**Problem requirements**
Each entry here needs to be set down again exactly, please; pictures are left out.

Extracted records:
-*-
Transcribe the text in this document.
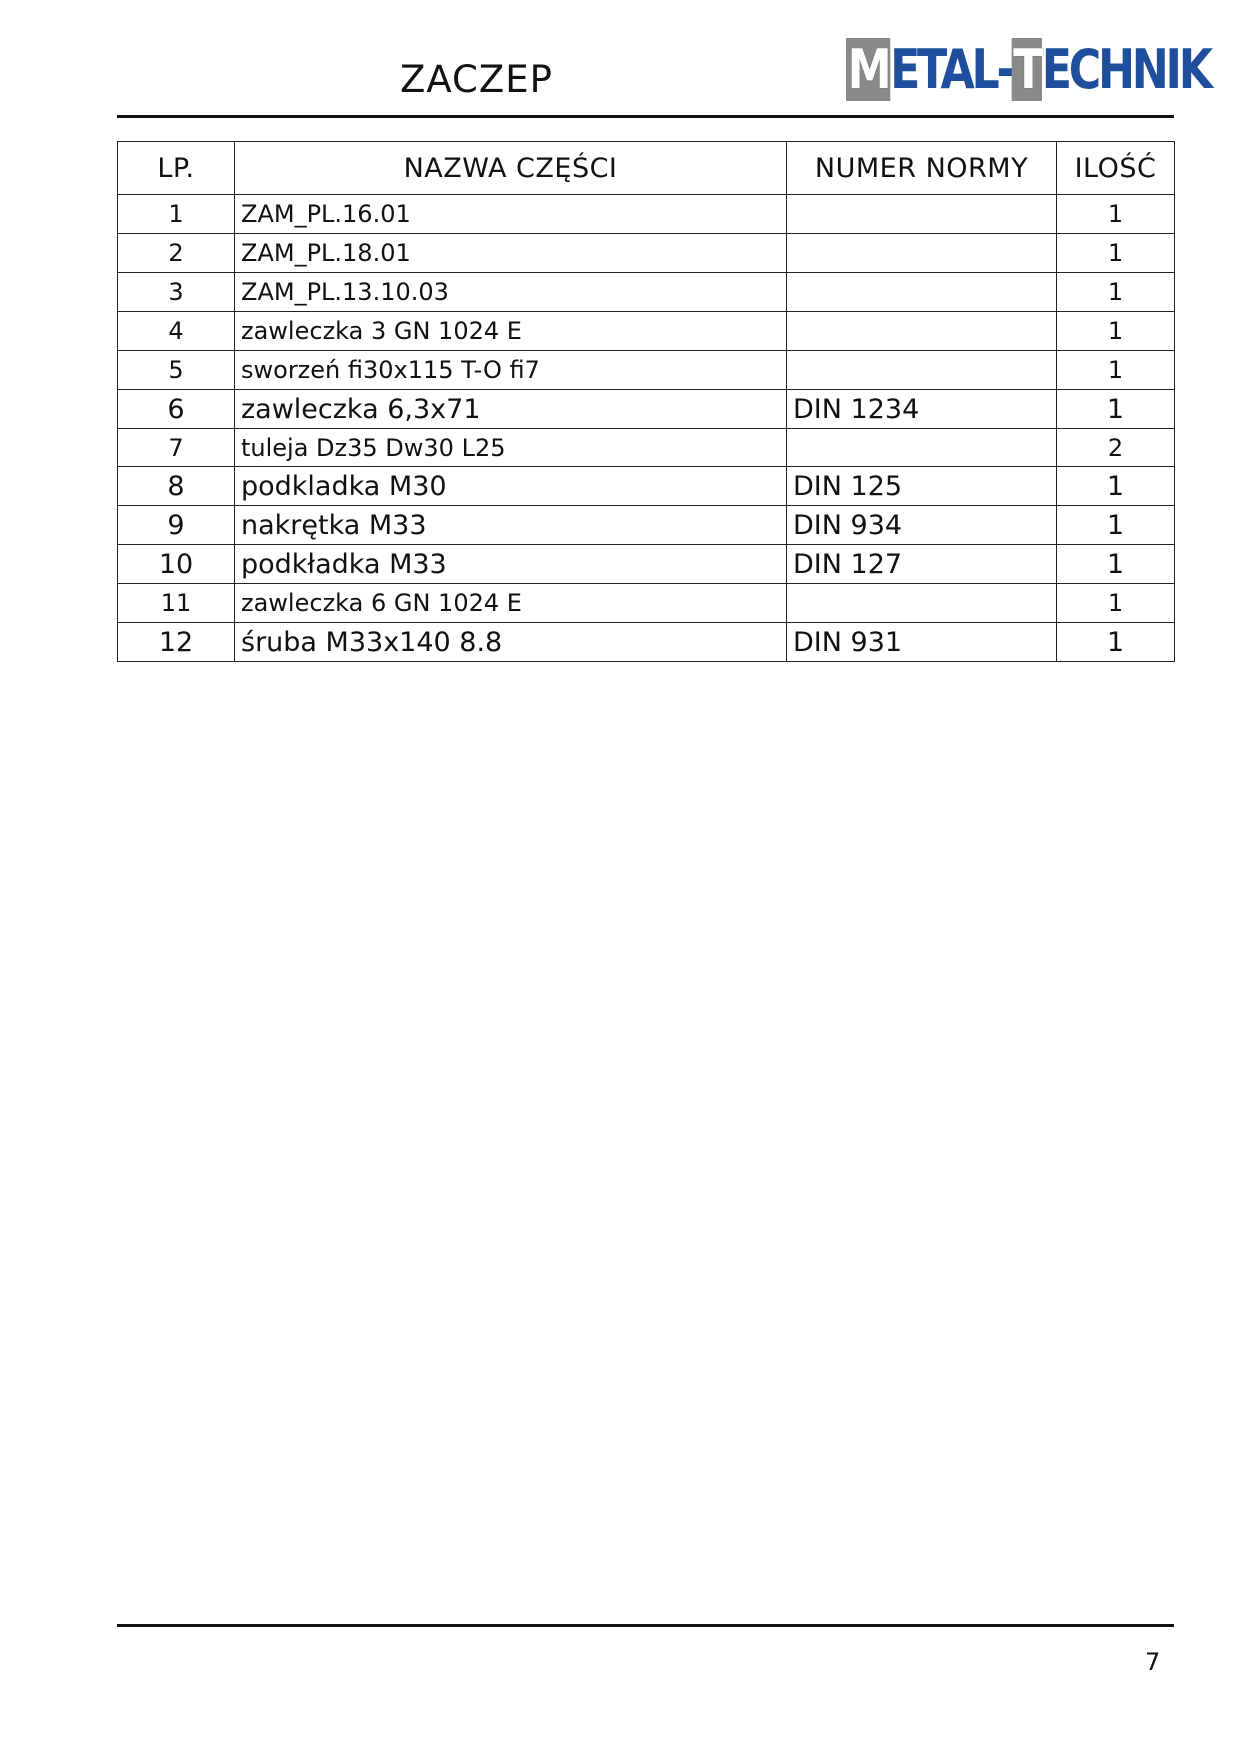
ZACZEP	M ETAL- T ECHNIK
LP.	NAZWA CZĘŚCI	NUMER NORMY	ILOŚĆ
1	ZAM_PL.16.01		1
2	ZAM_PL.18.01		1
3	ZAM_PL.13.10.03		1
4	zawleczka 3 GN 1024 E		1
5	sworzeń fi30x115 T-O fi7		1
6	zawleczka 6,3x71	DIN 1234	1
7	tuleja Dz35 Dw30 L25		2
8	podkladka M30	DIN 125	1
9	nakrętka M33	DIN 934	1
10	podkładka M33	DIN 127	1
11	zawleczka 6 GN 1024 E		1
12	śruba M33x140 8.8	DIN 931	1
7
-*-
**Solution to this problem**
Transcribe the text in this document.
ZACZEP	M ETAL- T ECHNIK
LP.	NAZWA CZĘŚCI	NUMER NORMY	ILOŚĆ
1	ZAM_PL.16.01		1
2	ZAM_PL.18.01		1
3	ZAM_PL.13.10.03		1
4	zawleczka 3 GN 1024 E		1
5	sworzeń fi30x115 T-O fi7		1
6	zawleczka 6,3x71	DIN 1234	1
7	tuleja Dz35 Dw30 L25		2
8	podkladka M30	DIN 125	1
9	nakrętka M33	DIN 934	1
10	podkładka M33	DIN 127	1
11	zawleczka 6 GN 1024 E		1
12	śruba M33x140 8.8	DIN 931	1
7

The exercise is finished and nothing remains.